(Stored records)
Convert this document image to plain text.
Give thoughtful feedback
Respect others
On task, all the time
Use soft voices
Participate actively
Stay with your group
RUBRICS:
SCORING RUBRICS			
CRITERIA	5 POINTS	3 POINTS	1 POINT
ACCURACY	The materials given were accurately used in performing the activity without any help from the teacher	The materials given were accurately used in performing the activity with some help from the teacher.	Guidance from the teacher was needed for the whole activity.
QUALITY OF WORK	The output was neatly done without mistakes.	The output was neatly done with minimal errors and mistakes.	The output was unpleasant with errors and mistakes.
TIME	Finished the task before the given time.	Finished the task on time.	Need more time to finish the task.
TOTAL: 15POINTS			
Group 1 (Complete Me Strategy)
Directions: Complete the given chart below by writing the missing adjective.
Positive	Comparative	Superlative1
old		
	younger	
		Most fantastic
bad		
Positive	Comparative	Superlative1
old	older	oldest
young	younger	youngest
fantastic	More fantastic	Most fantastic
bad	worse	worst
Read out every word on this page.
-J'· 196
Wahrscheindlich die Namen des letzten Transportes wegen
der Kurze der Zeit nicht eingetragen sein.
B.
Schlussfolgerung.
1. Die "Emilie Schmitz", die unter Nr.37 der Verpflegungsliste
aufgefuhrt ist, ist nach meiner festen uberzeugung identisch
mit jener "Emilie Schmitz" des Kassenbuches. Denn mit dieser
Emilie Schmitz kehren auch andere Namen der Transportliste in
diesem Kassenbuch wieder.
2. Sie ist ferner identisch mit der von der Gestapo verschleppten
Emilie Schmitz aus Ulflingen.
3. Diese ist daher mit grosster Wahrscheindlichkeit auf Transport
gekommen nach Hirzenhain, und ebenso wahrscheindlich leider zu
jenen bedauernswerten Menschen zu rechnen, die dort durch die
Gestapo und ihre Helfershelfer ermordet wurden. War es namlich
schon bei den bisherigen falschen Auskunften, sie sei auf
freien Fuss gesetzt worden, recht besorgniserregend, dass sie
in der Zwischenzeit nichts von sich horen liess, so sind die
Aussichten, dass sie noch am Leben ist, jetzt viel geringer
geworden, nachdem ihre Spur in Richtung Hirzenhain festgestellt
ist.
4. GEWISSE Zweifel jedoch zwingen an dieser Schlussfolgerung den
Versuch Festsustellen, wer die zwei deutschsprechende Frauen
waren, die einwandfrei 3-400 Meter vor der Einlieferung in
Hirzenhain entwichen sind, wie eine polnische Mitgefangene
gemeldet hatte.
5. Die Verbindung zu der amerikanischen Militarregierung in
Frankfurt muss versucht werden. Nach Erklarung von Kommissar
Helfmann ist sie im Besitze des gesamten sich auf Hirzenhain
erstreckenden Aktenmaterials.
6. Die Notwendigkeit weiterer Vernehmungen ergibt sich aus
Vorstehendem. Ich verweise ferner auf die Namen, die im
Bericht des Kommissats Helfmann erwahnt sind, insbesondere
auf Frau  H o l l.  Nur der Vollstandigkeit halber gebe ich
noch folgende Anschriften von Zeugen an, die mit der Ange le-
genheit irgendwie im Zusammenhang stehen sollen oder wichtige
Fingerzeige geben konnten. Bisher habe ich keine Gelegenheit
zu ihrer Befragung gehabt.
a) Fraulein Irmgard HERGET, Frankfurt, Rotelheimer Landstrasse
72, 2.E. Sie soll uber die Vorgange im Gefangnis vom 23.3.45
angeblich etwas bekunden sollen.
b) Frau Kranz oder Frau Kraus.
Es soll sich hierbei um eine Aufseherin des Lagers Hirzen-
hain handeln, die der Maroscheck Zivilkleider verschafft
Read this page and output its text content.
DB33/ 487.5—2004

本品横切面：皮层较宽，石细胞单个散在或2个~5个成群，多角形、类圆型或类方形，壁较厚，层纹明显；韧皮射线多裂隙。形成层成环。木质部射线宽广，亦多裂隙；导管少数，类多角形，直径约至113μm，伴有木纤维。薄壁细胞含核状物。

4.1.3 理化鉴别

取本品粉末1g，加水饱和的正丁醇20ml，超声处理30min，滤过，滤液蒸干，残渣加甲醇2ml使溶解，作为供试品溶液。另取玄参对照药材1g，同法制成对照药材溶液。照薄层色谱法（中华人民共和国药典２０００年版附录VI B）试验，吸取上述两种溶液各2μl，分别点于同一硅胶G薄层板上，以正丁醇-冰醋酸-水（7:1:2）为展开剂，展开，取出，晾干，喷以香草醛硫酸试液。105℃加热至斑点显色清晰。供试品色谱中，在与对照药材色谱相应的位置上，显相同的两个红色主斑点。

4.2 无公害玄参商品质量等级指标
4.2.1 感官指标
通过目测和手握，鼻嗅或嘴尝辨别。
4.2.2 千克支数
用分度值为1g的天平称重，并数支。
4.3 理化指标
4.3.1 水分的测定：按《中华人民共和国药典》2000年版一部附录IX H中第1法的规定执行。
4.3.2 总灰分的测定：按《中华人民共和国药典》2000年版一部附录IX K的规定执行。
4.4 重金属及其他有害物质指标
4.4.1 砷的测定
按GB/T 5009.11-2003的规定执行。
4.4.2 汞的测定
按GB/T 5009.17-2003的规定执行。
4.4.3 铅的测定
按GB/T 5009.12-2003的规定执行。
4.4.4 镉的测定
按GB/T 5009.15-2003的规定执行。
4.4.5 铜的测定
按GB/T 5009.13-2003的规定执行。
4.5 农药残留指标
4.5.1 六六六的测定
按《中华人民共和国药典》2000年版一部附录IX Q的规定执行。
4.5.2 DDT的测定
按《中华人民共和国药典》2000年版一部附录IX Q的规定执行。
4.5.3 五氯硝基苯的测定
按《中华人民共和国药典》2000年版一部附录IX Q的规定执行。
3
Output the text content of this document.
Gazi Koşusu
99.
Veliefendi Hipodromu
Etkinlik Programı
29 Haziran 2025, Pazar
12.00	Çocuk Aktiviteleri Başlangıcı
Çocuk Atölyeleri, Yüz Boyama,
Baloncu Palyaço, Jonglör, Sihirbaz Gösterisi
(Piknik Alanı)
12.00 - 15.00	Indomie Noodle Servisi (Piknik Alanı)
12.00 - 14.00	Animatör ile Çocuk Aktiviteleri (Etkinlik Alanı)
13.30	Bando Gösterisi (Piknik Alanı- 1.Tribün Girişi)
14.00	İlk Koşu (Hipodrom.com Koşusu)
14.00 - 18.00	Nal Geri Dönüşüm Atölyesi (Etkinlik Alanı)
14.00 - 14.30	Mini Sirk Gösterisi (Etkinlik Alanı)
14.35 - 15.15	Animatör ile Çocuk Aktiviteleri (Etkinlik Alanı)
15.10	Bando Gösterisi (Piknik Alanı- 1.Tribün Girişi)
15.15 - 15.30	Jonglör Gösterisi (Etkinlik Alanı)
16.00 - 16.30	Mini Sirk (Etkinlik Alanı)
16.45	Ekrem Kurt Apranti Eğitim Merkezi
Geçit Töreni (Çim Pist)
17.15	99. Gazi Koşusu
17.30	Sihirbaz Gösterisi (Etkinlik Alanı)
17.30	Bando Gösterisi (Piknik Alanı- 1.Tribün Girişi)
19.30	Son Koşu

## Problem to solve
From the records above, extract every entry exactly as given.

## Problem solution
Convert this document image to plain text.
Give thoughtful feedback
Respect others
On task, all the time
Use soft voices
Participate actively
Stay with your group
RUBRICS:
SCORING RUBRICS			
CRITERIA	5 POINTS	3 POINTS	1 POINT
ACCURACY	The materials given were accurately used in performing the activity without any help from the teacher	The materials given were accurately used in performing the activity with some help from the teacher.	Guidance from the teacher was needed for the whole activity.
QUALITY OF WORK	The output was neatly done without mistakes.	The output was neatly done with minimal errors and mistakes.	The output was unpleasant with errors and mistakes.
TIME	Finished the task before the given time.	Finished the task on time.	Need more time to finish the task.
TOTAL: 15POINTS			
Group 1 (Complete Me Strategy)
Directions: Complete the given chart below by writing the missing adjective.
Positive	Comparative	Superlative1
old		
	younger	
		Most fantastic
bad		
Positive	Comparative	Superlative1
old	older	oldest
young	younger	youngest
fantastic	More fantastic	Most fantastic
bad	worse	worst
Read out every word on this page.
-J'· 196
Wahrscheindlich die Namen des letzten Transportes wegen
der Kurze der Zeit nicht eingetragen sein.
B.
Schlussfolgerung.
1. Die "Emilie Schmitz", die unter Nr.37 der Verpflegungsliste
aufgefuhrt ist, ist nach meiner festen uberzeugung identisch
mit jener "Emilie Schmitz" des Kassenbuches. Denn mit dieser
Emilie Schmitz kehren auch andere Namen der Transportliste in
diesem Kassenbuch wieder.
2. Sie ist ferner identisch mit der von der Gestapo verschleppten
Emilie Schmitz aus Ulflingen.
3. Diese ist daher mit grosster Wahrscheindlichkeit auf Transport
gekommen nach Hirzenhain, und ebenso wahrscheindlich leider zu
jenen bedauernswerten Menschen zu rechnen, die dort durch die
Gestapo und ihre Helfershelfer ermordet wurden. War es namlich
schon bei den bisherigen falschen Auskunften, sie sei auf
freien Fuss gesetzt worden, recht besorgniserregend, dass sie
in der Zwischenzeit nichts von sich horen liess, so sind die
Aussichten, dass sie noch am Leben ist, jetzt viel geringer
geworden, nachdem ihre Spur in Richtung Hirzenhain festgestellt
ist.
4. GEWISSE Zweifel jedoch zwingen an dieser Schlussfolgerung den
Versuch Festsustellen, wer die zwei deutschsprechende Frauen
waren, die einwandfrei 3-400 Meter vor der Einlieferung in
Hirzenhain entwichen sind, wie eine polnische Mitgefangene
gemeldet hatte.
5. Die Verbindung zu der amerikanischen Militarregierung in
Frankfurt muss versucht werden. Nach Erklarung von Kommissar
Helfmann ist sie im Besitze des gesamten sich auf Hirzenhain
erstreckenden Aktenmaterials.
6. Die Notwendigkeit weiterer Vernehmungen ergibt sich aus
Vorstehendem. Ich verweise ferner auf die Namen, die im
Bericht des Kommissats Helfmann erwahnt sind, insbesondere
auf Frau  H o l l.  Nur der Vollstandigkeit halber gebe ich
noch folgende Anschriften von Zeugen an, die mit der Ange le-
genheit irgendwie im Zusammenhang stehen sollen oder wichtige
Fingerzeige geben konnten. Bisher habe ich keine Gelegenheit
zu ihrer Befragung gehabt.
a) Fraulein Irmgard HERGET, Frankfurt, Rotelheimer Landstrasse
72, 2.E. Sie soll uber die Vorgange im Gefangnis vom 23.3.45
angeblich etwas bekunden sollen.
b) Frau Kranz oder Frau Kraus.
Es soll sich hierbei um eine Aufseherin des Lagers Hirzen-
hain handeln, die der Maroscheck Zivilkleider verschafft
Read this page and output its text content.
DB33/ 487.5—2004

本品横切面：皮层较宽，石细胞单个散在或2个~5个成群，多角形、类圆型或类方形，壁较厚，层纹明显；韧皮射线多裂隙。形成层成环。木质部射线宽广，亦多裂隙；导管少数，类多角形，直径约至113μm，伴有木纤维。薄壁细胞含核状物。

4.1.3 理化鉴别

取本品粉末1g，加水饱和的正丁醇20ml，超声处理30min，滤过，滤液蒸干，残渣加甲醇2ml使溶解，作为供试品溶液。另取玄参对照药材1g，同法制成对照药材溶液。照薄层色谱法（中华人民共和国药典２０００年版附录VI B）试验，吸取上述两种溶液各2μl，分别点于同一硅胶G薄层板上，以正丁醇-冰醋酸-水（7:1:2）为展开剂，展开，取出，晾干，喷以香草醛硫酸试液。105℃加热至斑点显色清晰。供试品色谱中，在与对照药材色谱相应的位置上，显相同的两个红色主斑点。

4.2 无公害玄参商品质量等级指标
4.2.1 感官指标
通过目测和手握，鼻嗅或嘴尝辨别。
4.2.2 千克支数
用分度值为1g的天平称重，并数支。
4.3 理化指标
4.3.1 水分的测定：按《中华人民共和国药典》2000年版一部附录IX H中第1法的规定执行。
4.3.2 总灰分的测定：按《中华人民共和国药典》2000年版一部附录IX K的规定执行。
4.4 重金属及其他有害物质指标
4.4.1 砷的测定
按GB/T 5009.11-2003的规定执行。
4.4.2 汞的测定
按GB/T 5009.17-2003的规定执行。
4.4.3 铅的测定
按GB/T 5009.12-2003的规定执行。
4.4.4 镉的测定
按GB/T 5009.15-2003的规定执行。
4.4.5 铜的测定
按GB/T 5009.13-2003的规定执行。
4.5 农药残留指标
4.5.1 六六六的测定
按《中华人民共和国药典》2000年版一部附录IX Q的规定执行。
4.5.2 DDT的测定
按《中华人民共和国药典》2000年版一部附录IX Q的规定执行。
4.5.3 五氯硝基苯的测定
按《中华人民共和国药典》2000年版一部附录IX Q的规定执行。
3
Output the text content of this document.
Gazi Koşusu
99.
Veliefendi Hipodromu
Etkinlik Programı
29 Haziran 2025, Pazar
12.00	Çocuk Aktiviteleri Başlangıcı
Çocuk Atölyeleri, Yüz Boyama,
Baloncu Palyaço, Jonglör, Sihirbaz Gösterisi
(Piknik Alanı)
12.00 - 15.00	Indomie Noodle Servisi (Piknik Alanı)
12.00 - 14.00	Animatör ile Çocuk Aktiviteleri (Etkinlik Alanı)
13.30	Bando Gösterisi (Piknik Alanı- 1.Tribün Girişi)
14.00	İlk Koşu (Hipodrom.com Koşusu)
14.00 - 18.00	Nal Geri Dönüşüm Atölyesi (Etkinlik Alanı)
14.00 - 14.30	Mini Sirk Gösterisi (Etkinlik Alanı)
14.35 - 15.15	Animatör ile Çocuk Aktiviteleri (Etkinlik Alanı)
15.10	Bando Gösterisi (Piknik Alanı- 1.Tribün Girişi)
15.15 - 15.30	Jonglör Gösterisi (Etkinlik Alanı)
16.00 - 16.30	Mini Sirk (Etkinlik Alanı)
16.45	Ekrem Kurt Apranti Eğitim Merkezi
Geçit Töreni (Çim Pist)
17.15	99. Gazi Koşusu
17.30	Sihirbaz Gösterisi (Etkinlik Alanı)
17.30	Bando Gösterisi (Piknik Alanı- 1.Tribün Girişi)
19.30	Son Koşu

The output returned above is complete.